* _Objective_
Exactly as written, retype the listing below, omitting the pictures.

* _Stored records_
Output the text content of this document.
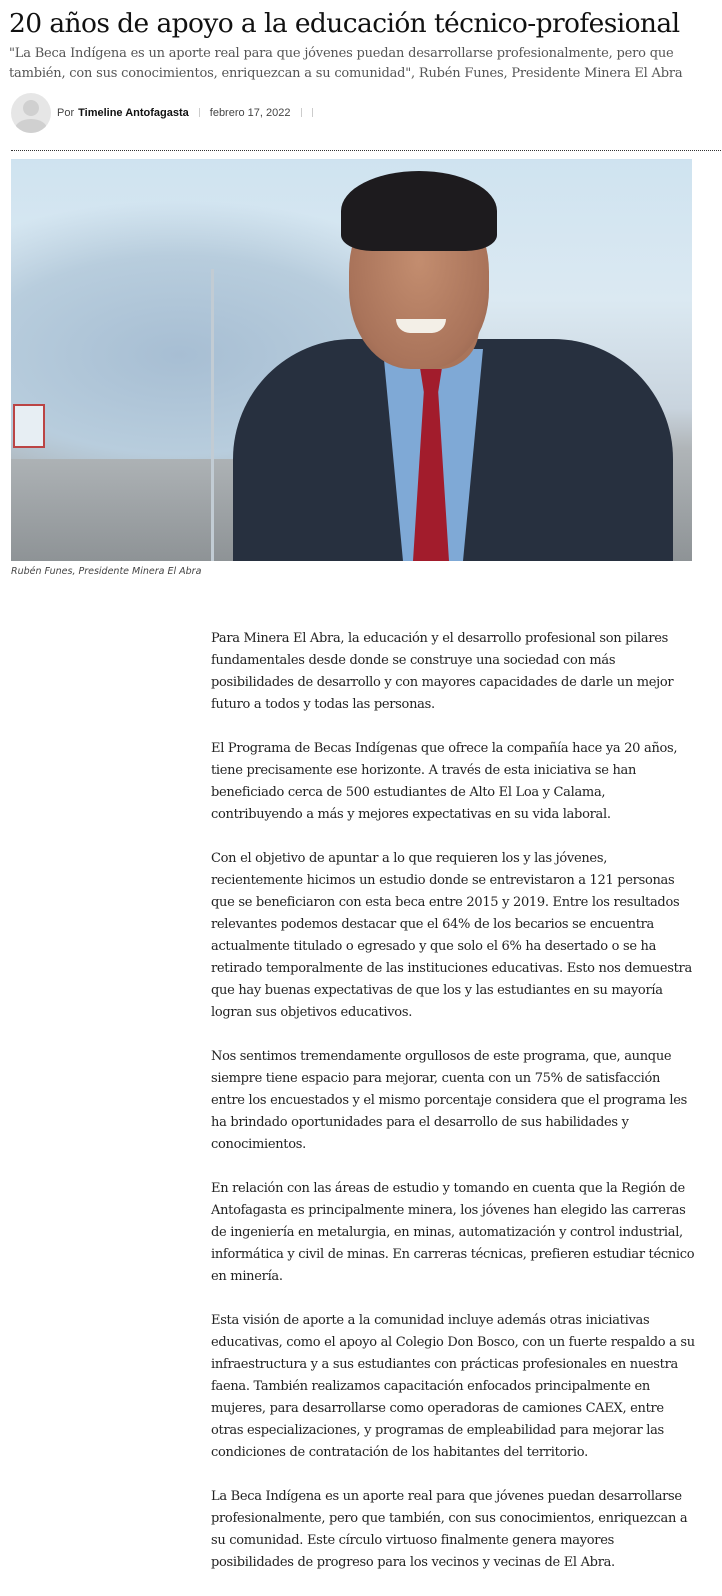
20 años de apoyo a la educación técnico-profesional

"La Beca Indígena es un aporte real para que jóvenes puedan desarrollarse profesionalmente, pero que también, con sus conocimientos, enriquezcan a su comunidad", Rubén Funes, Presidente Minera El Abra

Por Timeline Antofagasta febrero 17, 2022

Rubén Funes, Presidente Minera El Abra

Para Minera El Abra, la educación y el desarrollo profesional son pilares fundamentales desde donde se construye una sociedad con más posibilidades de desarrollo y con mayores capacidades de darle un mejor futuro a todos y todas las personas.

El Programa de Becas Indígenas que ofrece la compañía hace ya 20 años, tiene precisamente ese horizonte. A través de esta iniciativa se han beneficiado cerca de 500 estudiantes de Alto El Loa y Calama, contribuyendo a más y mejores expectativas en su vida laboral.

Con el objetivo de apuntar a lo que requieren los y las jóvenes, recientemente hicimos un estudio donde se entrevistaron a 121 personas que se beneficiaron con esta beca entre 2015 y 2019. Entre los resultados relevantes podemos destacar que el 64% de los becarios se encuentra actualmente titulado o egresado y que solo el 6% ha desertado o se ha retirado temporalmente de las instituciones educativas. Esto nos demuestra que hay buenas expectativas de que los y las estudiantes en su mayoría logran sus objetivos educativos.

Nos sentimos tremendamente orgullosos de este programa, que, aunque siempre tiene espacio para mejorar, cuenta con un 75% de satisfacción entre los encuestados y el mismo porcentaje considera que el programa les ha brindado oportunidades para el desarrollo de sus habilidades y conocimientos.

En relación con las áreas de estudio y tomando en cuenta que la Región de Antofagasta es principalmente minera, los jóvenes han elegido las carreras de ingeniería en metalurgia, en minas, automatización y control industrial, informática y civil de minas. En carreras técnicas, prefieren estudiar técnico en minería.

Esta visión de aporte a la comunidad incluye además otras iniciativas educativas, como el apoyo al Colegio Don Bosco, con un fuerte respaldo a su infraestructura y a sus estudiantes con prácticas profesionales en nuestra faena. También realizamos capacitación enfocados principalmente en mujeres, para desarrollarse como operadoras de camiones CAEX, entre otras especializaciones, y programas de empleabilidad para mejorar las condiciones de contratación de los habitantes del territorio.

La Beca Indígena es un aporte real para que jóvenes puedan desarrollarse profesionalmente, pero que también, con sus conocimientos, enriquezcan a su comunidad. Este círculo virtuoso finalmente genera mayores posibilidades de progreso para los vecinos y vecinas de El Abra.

* _Reply to the exercise_
Output the text content of this document.
20 años de apoyo a la educación técnico-profesional

"La Beca Indígena es un aporte real para que jóvenes puedan desarrollarse profesionalmente, pero que también, con sus conocimientos, enriquezcan a su comunidad", Rubén Funes, Presidente Minera El Abra

Por Timeline Antofagasta febrero 17, 2022

Rubén Funes, Presidente Minera El Abra

Para Minera El Abra, la educación y el desarrollo profesional son pilares fundamentales desde donde se construye una sociedad con más posibilidades de desarrollo y con mayores capacidades de darle un mejor futuro a todos y todas las personas.

El Programa de Becas Indígenas que ofrece la compañía hace ya 20 años, tiene precisamente ese horizonte. A través de esta iniciativa se han beneficiado cerca de 500 estudiantes de Alto El Loa y Calama, contribuyendo a más y mejores expectativas en su vida laboral.

Con el objetivo de apuntar a lo que requieren los y las jóvenes, recientemente hicimos un estudio donde se entrevistaron a 121 personas que se beneficiaron con esta beca entre 2015 y 2019. Entre los resultados relevantes podemos destacar que el 64% de los becarios se encuentra actualmente titulado o egresado y que solo el 6% ha desertado o se ha retirado temporalmente de las instituciones educativas. Esto nos demuestra que hay buenas expectativas de que los y las estudiantes en su mayoría logran sus objetivos educativos.

Nos sentimos tremendamente orgullosos de este programa, que, aunque siempre tiene espacio para mejorar, cuenta con un 75% de satisfacción entre los encuestados y el mismo porcentaje considera que el programa les ha brindado oportunidades para el desarrollo de sus habilidades y conocimientos.

En relación con las áreas de estudio y tomando en cuenta que la Región de Antofagasta es principalmente minera, los jóvenes han elegido las carreras de ingeniería en metalurgia, en minas, automatización y control industrial, informática y civil de minas. En carreras técnicas, prefieren estudiar técnico en minería.

Esta visión de aporte a la comunidad incluye además otras iniciativas educativas, como el apoyo al Colegio Don Bosco, con un fuerte respaldo a su infraestructura y a sus estudiantes con prácticas profesionales en nuestra faena. También realizamos capacitación enfocados principalmente en mujeres, para desarrollarse como operadoras de camiones CAEX, entre otras especializaciones, y programas de empleabilidad para mejorar las condiciones de contratación de los habitantes del territorio.

La Beca Indígena es un aporte real para que jóvenes puedan desarrollarse profesionalmente, pero que también, con sus conocimientos, enriquezcan a su comunidad. Este círculo virtuoso finalmente genera mayores posibilidades de progreso para los vecinos y vecinas de El Abra.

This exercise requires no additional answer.